* START Records for the exercise *

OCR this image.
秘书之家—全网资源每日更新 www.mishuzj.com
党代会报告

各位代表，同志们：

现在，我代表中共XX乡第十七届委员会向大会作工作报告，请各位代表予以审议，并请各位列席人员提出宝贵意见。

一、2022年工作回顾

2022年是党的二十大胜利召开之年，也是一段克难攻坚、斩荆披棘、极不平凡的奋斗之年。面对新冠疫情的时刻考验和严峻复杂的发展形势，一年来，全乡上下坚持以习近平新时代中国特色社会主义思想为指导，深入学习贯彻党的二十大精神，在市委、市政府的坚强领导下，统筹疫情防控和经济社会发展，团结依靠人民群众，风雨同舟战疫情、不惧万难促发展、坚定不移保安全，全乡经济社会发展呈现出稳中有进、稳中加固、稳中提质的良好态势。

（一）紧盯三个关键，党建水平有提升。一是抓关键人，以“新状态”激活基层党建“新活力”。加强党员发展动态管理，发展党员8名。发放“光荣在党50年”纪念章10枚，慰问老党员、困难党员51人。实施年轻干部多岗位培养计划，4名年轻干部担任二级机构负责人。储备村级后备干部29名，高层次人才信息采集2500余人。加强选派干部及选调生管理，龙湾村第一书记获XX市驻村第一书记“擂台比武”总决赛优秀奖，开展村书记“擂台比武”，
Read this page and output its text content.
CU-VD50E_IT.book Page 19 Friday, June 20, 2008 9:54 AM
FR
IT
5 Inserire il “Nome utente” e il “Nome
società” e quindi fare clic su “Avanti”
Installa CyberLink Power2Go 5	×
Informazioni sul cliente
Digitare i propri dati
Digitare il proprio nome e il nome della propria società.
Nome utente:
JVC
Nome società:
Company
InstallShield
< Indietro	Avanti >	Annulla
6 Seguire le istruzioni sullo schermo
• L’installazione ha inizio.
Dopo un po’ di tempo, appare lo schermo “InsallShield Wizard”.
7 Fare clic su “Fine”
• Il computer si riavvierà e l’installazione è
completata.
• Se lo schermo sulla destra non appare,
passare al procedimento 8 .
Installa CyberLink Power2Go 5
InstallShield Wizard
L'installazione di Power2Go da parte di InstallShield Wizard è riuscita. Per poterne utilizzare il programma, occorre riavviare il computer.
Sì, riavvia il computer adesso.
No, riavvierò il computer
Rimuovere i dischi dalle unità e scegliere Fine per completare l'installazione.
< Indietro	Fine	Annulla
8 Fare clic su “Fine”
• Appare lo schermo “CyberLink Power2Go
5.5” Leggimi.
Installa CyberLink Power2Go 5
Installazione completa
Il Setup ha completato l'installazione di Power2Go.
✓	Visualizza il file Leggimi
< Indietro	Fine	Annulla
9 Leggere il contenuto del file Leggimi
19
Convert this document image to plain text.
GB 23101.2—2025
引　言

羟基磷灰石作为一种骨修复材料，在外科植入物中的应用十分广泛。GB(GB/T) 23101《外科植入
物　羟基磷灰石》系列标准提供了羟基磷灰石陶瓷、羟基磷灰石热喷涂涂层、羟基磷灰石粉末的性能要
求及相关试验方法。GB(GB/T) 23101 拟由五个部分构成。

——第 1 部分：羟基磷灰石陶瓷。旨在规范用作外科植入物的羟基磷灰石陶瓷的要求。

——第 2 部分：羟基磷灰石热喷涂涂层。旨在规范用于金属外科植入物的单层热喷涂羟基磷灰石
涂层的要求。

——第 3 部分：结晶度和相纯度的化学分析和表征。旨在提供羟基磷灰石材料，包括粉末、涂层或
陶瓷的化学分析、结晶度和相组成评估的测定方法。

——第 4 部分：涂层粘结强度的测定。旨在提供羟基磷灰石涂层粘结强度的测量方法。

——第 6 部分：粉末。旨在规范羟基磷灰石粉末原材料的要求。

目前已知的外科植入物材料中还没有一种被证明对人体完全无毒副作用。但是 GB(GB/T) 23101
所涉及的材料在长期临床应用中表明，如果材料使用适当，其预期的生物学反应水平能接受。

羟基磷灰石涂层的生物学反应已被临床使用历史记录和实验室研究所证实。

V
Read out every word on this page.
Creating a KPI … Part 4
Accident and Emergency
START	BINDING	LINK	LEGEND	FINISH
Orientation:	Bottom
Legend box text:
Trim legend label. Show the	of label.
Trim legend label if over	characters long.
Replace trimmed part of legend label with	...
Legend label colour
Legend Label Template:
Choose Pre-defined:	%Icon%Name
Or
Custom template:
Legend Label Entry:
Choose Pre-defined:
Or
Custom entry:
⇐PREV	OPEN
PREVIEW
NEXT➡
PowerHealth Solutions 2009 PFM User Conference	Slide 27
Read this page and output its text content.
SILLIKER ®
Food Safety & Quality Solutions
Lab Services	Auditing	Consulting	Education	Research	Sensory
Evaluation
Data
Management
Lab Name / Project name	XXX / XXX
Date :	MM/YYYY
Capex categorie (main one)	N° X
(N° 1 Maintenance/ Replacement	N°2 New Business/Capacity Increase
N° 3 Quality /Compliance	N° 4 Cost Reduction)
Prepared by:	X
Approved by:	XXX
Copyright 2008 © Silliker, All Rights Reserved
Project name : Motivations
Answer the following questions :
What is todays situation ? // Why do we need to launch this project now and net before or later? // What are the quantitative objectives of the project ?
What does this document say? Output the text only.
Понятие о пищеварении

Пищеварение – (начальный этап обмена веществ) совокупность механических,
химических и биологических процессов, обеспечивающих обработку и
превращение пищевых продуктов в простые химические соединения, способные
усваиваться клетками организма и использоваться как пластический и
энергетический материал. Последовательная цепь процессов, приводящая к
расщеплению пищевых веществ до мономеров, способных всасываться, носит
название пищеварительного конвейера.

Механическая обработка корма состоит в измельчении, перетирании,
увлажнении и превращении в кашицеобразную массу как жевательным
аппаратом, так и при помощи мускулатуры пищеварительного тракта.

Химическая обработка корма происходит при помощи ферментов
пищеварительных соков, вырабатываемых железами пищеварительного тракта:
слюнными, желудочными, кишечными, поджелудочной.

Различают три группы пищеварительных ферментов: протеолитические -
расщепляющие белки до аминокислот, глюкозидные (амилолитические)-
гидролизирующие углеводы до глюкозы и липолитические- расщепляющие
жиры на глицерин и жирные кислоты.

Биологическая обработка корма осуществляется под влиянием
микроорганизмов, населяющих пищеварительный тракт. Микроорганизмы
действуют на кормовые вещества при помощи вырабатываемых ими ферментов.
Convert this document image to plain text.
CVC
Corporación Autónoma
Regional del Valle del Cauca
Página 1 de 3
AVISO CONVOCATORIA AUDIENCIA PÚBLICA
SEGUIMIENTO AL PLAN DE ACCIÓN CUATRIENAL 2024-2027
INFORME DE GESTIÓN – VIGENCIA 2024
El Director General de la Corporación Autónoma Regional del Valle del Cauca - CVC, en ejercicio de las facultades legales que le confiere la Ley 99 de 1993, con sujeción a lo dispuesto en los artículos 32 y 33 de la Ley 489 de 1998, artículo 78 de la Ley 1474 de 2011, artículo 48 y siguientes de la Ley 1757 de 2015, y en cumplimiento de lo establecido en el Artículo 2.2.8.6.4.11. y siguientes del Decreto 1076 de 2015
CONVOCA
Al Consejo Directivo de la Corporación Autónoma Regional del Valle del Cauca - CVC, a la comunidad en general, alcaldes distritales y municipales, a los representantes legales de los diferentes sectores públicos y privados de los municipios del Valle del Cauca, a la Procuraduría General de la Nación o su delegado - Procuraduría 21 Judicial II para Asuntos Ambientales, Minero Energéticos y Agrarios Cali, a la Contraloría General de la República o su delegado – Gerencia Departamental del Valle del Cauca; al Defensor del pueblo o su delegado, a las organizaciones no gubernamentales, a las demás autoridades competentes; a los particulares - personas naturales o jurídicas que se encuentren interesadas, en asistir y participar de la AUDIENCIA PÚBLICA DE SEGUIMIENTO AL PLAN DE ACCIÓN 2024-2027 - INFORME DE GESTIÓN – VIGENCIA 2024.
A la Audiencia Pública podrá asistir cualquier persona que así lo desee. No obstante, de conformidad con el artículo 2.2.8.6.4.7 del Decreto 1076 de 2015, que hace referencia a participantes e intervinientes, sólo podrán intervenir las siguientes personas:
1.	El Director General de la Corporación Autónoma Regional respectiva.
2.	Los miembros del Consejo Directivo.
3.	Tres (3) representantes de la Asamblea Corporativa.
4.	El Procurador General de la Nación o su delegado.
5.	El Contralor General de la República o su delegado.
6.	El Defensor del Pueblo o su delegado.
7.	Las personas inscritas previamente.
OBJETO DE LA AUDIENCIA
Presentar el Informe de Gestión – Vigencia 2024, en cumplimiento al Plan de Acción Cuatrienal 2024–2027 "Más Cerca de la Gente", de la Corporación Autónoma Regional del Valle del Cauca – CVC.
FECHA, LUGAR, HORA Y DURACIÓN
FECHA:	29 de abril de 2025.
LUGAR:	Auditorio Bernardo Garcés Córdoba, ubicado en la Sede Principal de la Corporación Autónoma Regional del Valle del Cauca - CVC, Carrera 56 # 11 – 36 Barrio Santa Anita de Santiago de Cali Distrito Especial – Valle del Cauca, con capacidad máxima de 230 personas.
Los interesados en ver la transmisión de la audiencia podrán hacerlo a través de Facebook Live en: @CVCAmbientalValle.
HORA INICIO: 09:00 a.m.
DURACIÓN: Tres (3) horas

* END Records for the exercise *

The exercise: Give only the number of lines in the records that contain the string "Decreto".

Answer for the task: 2